[Text under study]

Defendant was convicted of voluntary manslaughter under an indictment for murder and was sentenced to eight years imprisonment, and from this brings his appeal.
A maroon Dodge driven by Little, with Everett and Blackburn as passengers, pulled in front of a green GTO automobile driven by Louise Maddox with Johnny Maddox, Norman Maddox and the deceased Homer Paul Maddox, Jr., all passengers in the latter car. It was late at night and most parties had been drinking. Blackburn was sworn as a witness and stated at the time he got in Phillip Little’s car, the two boys were hollering from the *679other car and shooting birds. Phillip Little pulled around them, said something back to them and went on down the street; they went on down the street and Phillip stopped the car and two men got out of the other car and walked down in front of the Little automobile. The deceased walked down the sidewalk and told appellant to get out of his car. Appellant paid attention to the one cursing him and does not know where the other one was standing. Appellant says he told him to get out of the car. Appellant asked him was he talking to him. He told appellant to get out of the car he was going to whip him. Some words were exchanged and Blackburn finally started to open the door and he was standing there and then he came up with a chrome plated .38 pistol and pointed it at Blackburn’s head. Profanity was exchanged and the evidence was in conflict as to which one was going to whip the other. Evidence showed the deceased either had a gun on the hood of the car or in his hand. Blackburn testified, "I turned around and grabbed my brother in law—my brother in law has got a pistol about the same as the one the man pointed at me and I had put it on the console because it was sliding in the floorboard and I was scared it was going to go off and I grabbed the gun off the console and turned around and shot.”

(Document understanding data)
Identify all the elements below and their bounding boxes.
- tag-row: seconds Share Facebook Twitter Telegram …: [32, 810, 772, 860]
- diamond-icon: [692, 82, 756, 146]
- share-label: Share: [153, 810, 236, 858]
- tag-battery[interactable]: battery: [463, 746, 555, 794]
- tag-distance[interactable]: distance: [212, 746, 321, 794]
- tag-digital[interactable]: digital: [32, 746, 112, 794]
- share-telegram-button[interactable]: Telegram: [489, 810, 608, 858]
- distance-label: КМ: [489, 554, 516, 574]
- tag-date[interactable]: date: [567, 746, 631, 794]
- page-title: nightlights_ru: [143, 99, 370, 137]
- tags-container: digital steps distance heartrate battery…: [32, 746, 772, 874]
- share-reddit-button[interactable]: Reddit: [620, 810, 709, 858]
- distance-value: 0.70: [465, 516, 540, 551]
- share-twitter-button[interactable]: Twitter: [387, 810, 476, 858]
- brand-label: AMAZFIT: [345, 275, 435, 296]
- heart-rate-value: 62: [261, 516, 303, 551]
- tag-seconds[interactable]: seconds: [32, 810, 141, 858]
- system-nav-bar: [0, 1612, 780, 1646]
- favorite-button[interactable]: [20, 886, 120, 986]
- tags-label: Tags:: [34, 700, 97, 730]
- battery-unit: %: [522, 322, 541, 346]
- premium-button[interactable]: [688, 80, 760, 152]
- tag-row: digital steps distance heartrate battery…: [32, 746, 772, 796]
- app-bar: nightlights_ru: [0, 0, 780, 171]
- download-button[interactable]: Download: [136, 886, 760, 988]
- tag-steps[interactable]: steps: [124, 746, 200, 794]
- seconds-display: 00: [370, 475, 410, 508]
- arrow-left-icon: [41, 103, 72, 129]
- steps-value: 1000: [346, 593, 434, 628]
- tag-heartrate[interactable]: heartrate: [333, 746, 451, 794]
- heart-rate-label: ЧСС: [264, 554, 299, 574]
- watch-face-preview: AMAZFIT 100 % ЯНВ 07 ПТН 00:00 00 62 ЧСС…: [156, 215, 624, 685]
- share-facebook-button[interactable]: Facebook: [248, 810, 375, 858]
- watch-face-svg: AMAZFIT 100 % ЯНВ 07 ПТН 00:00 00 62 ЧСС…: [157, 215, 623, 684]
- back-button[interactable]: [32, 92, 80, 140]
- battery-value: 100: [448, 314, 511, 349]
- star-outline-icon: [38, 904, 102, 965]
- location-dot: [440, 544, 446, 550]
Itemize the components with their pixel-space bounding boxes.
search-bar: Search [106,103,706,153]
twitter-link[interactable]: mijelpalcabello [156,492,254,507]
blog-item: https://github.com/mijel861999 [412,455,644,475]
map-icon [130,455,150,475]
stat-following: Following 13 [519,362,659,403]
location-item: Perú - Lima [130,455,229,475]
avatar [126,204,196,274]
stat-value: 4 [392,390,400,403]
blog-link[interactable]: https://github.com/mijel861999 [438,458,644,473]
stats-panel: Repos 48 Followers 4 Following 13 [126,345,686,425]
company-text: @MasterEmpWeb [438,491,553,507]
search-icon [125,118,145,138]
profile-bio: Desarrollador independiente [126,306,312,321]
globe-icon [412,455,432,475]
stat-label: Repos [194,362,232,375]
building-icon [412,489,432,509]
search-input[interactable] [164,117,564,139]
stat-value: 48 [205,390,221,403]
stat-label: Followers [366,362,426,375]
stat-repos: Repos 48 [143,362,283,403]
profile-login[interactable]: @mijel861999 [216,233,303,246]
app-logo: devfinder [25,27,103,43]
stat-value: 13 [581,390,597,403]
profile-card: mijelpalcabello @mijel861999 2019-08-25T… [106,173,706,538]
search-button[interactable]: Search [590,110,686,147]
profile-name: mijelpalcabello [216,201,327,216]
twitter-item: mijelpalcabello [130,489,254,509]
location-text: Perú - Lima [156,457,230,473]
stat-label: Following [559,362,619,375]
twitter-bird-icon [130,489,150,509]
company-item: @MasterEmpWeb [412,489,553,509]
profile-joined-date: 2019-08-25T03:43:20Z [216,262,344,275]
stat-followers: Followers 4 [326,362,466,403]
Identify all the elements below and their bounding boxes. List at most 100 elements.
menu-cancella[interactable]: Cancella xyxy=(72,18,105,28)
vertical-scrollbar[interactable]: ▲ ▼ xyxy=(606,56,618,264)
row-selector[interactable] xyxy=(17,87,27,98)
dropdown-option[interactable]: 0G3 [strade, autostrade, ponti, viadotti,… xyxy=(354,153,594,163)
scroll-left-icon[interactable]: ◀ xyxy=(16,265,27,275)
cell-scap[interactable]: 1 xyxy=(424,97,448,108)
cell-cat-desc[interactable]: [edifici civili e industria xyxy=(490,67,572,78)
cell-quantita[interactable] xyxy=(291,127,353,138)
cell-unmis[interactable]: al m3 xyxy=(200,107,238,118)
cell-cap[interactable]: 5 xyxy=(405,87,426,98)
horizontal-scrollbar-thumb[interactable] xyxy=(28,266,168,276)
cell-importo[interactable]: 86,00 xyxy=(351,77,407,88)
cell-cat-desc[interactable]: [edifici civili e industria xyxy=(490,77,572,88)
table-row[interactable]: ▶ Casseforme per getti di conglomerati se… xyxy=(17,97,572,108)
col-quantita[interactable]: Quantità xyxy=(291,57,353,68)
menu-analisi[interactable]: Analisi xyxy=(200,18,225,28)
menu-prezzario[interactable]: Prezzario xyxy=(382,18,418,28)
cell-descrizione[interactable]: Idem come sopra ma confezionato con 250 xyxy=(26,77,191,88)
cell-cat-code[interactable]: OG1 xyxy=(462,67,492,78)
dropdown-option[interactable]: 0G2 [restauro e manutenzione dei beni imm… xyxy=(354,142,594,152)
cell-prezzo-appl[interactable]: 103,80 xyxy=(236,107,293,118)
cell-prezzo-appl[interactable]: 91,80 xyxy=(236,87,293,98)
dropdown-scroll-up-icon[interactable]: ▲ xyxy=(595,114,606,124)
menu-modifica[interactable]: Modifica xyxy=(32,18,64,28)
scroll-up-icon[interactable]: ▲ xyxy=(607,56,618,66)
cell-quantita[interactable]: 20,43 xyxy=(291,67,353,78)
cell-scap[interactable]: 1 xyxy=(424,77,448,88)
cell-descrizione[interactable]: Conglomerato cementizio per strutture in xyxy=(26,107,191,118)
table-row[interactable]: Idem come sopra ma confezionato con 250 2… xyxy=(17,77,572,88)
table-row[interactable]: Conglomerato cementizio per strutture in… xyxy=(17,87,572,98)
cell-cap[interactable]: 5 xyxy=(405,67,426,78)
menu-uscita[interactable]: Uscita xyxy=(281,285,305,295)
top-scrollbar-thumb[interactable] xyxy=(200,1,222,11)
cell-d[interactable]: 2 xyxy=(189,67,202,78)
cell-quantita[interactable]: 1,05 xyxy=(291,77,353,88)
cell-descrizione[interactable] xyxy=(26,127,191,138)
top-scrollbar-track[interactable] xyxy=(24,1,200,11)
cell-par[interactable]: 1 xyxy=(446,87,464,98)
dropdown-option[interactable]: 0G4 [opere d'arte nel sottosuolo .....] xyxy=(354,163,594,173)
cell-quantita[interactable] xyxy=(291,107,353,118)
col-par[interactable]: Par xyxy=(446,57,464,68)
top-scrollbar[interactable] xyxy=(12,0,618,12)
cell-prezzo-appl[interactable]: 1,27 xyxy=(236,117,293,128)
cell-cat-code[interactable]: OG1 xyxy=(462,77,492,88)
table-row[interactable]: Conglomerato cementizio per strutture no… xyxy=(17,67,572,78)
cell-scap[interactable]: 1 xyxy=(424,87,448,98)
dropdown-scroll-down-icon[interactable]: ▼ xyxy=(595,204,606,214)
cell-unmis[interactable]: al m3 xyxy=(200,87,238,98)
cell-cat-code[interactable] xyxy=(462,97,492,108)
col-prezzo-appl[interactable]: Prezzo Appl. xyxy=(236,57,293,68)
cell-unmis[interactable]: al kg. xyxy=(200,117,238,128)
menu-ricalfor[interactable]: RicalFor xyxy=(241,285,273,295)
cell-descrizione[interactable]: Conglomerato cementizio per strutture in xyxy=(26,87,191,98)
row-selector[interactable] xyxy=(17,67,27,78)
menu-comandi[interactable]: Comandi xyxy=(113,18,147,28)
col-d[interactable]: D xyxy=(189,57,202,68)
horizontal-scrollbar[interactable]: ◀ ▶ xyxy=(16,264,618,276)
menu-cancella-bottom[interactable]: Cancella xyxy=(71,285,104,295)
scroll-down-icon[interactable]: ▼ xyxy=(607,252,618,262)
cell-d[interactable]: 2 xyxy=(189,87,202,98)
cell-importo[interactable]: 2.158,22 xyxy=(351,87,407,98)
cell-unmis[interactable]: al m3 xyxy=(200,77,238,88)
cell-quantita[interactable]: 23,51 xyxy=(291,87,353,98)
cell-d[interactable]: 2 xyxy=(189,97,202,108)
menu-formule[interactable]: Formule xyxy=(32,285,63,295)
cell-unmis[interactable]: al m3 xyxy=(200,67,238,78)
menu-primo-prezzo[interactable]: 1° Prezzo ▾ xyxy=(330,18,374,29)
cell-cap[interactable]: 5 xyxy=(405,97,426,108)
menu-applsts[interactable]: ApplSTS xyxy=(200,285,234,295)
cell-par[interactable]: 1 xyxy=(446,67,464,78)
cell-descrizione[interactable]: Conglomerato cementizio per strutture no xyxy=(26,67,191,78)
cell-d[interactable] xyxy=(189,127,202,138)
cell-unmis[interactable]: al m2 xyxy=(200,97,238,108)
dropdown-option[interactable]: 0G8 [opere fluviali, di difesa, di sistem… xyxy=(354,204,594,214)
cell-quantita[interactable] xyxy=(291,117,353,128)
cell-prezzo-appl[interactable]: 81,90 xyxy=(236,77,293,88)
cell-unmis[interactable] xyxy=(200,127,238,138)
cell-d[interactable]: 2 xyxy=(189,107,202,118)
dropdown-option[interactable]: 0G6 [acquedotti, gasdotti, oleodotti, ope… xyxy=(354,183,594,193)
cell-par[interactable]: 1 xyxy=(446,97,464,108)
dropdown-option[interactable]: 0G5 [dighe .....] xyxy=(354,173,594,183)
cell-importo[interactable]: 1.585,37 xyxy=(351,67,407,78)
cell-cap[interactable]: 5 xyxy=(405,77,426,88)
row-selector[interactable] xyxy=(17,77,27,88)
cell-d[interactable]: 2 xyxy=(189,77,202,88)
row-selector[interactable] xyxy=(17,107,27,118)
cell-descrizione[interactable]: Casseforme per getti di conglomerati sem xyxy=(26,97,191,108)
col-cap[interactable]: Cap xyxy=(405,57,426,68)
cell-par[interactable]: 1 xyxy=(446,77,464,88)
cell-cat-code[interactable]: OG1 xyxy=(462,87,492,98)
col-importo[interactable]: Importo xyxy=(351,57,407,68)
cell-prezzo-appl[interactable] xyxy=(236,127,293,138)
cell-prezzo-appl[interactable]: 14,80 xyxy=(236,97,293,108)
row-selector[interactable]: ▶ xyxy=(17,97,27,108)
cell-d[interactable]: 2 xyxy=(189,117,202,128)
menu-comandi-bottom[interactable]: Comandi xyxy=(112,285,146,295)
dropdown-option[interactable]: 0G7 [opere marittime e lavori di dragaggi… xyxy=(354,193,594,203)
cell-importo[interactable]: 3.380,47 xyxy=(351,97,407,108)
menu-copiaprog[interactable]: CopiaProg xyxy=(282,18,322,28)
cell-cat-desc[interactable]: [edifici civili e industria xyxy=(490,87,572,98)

[Exercise set]
1. List everyone the manslaughter appeal text places in the green GTO automobile, including the driver.
2. Write the next part of the manslaughter appeal text, starting after its final sentence.

[Answers to each task]
1. Louise Maddox (driver), Johnny Maddox, Norman Maddox, Homer Paul Maddox, Jr.

2.
1. It was not error to admit, over objection, evidence that Little had a gun prior to the incident. This testimony was admitted on the basis that it would be later connected up, however, no motion or subsequent objection was made. Wooten v. State, 224 Ga. 106, 107 (4) (160 SE2d 403).
2. Conversation between the deceased and Norman Maddox within a short distance of defendant and moments before the shooting is admissible. Brawner v. State, 221 Ga. 680 (7) (146 SE2d 737).
3. Appellant complains of error in failure to direct a verdict of acquittal, upon motion at the conclusion of the state’s evidence because of lack of identification of defendant. This enumeration is without merit as the testimony is ample in this respect. Further defendant later under oath stated that he shot deceased.
4. Defendant advances his strongest argument in enumeration of error numbers 4 and 5, contending error *680in permitting the district attorney to comment on his failure to call Everett and Little as witnesses, particularly as these two witnesses were listed on the indictment as witnesses who appeared before the grand jury that returned the indictment. The district attorney may sometimes draw an inference of fact from the failure to produce witnesses referred to by defendant in his defense, but this is far from the question here. Assuming arguendo the comments made by the district attorney to be prejudicial and to be error, the court gave certain instructions to the jury, and no motion for mistrial having been made no basis for reversal exists. Grice v. State, 224 Ga. 376 (1) (162 SE2d 432).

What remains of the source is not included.